A run of records
— BEGIN —

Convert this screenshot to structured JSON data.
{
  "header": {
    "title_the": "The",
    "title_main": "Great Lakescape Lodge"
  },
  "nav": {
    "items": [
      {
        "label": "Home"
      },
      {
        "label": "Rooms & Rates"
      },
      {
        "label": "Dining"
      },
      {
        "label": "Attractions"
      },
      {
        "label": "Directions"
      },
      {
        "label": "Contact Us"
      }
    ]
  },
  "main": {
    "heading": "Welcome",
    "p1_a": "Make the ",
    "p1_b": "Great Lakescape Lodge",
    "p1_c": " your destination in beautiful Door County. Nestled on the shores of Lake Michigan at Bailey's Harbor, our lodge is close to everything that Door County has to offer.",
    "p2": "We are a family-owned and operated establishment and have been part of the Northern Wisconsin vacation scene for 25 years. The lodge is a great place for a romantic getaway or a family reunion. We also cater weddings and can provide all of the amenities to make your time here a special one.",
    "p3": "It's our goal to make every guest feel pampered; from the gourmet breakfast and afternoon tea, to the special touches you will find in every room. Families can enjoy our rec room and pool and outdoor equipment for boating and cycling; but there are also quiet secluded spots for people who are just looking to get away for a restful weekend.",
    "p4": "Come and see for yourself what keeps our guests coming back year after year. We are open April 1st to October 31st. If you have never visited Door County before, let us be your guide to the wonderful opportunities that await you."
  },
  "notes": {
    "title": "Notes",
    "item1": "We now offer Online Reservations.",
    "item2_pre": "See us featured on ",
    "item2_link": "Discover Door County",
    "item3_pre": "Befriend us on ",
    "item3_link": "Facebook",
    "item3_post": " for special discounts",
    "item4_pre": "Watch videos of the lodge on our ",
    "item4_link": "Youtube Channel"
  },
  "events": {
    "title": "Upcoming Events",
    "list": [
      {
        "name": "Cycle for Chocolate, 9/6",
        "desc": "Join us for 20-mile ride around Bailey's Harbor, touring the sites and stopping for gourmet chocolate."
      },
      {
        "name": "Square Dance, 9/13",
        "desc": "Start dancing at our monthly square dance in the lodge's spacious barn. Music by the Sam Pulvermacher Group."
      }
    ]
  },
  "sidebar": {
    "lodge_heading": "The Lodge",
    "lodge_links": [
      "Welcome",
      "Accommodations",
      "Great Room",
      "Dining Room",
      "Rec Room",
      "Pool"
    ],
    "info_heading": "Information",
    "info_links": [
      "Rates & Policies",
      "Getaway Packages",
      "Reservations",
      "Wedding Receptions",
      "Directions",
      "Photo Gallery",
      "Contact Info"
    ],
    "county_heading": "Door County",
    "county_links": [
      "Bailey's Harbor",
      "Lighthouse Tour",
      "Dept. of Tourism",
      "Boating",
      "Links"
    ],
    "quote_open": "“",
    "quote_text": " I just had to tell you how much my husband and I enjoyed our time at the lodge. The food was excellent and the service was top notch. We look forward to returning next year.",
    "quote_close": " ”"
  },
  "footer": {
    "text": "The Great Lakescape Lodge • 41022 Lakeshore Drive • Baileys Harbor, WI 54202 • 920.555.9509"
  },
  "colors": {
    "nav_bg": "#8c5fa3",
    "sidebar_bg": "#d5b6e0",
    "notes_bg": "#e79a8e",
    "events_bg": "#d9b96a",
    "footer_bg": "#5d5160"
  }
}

— END —

[Exercise task]
Scan the data for the word "that" and copy every line where it shows up.

[Solution for this problem]
    "p1_c": " your destination in beautiful Door County. Nestled on the shores of Lake Michigan at Bailey's Harbor, our lodge is close to everything that Door County has to offer.",
    "p4": "Come and see for yourself what keeps our guests coming back year after year. We are open April 1st to October 31st. If you have never visited Door County before, let us be your guide to the wonderful opportunities that await you."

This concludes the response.